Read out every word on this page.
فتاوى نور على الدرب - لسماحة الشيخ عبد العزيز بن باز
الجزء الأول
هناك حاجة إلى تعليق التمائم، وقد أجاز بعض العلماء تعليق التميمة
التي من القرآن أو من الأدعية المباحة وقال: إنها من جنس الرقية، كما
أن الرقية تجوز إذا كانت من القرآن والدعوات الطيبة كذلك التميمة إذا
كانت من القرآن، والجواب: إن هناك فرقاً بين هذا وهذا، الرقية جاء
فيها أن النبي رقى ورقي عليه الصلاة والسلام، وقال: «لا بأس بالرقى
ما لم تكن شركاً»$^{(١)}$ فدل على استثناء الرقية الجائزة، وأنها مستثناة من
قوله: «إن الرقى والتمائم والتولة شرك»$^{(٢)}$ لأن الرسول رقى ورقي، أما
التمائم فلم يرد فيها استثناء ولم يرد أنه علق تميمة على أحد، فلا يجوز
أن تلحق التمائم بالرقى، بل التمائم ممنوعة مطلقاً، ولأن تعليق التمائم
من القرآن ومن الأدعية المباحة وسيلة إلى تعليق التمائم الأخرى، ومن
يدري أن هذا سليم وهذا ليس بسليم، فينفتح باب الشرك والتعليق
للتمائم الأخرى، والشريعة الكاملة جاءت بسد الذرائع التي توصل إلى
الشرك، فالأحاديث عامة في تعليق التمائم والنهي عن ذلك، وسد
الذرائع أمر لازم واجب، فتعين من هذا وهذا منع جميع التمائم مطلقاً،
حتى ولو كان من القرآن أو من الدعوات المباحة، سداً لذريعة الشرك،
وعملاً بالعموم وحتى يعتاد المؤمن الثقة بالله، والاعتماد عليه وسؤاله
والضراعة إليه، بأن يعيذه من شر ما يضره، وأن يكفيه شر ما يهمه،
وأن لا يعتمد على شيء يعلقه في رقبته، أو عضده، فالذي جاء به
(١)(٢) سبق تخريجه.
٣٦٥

**INSTRUCTIONS FOR THE TASK:**
Retype every record above exactly as it appears.

**CORRECT ANSWER:**
Read out every word on this page.
فتاوى نور على الدرب - لسماحة الشيخ عبد العزيز بن باز
الجزء الأول
هناك حاجة إلى تعليق التمائم، وقد أجاز بعض العلماء تعليق التميمة
التي من القرآن أو من الأدعية المباحة وقال: إنها من جنس الرقية، كما
أن الرقية تجوز إذا كانت من القرآن والدعوات الطيبة كذلك التميمة إذا
كانت من القرآن، والجواب: إن هناك فرقاً بين هذا وهذا، الرقية جاء
فيها أن النبي رقى ورقي عليه الصلاة والسلام، وقال: «لا بأس بالرقى
ما لم تكن شركاً»$^{(١)}$ فدل على استثناء الرقية الجائزة، وأنها مستثناة من
قوله: «إن الرقى والتمائم والتولة شرك»$^{(٢)}$ لأن الرسول رقى ورقي، أما
التمائم فلم يرد فيها استثناء ولم يرد أنه علق تميمة على أحد، فلا يجوز
أن تلحق التمائم بالرقى، بل التمائم ممنوعة مطلقاً، ولأن تعليق التمائم
من القرآن ومن الأدعية المباحة وسيلة إلى تعليق التمائم الأخرى، ومن
يدري أن هذا سليم وهذا ليس بسليم، فينفتح باب الشرك والتعليق
للتمائم الأخرى، والشريعة الكاملة جاءت بسد الذرائع التي توصل إلى
الشرك، فالأحاديث عامة في تعليق التمائم والنهي عن ذلك، وسد
الذرائع أمر لازم واجب، فتعين من هذا وهذا منع جميع التمائم مطلقاً،
حتى ولو كان من القرآن أو من الدعوات المباحة، سداً لذريعة الشرك،
وعملاً بالعموم وحتى يعتاد المؤمن الثقة بالله، والاعتماد عليه وسؤاله
والضراعة إليه، بأن يعيذه من شر ما يضره، وأن يكفيه شر ما يهمه،
وأن لا يعتمد على شيء يعلقه في رقبته، أو عضده، فالذي جاء به
(١)(٢) سبق تخريجه.
٣٦٥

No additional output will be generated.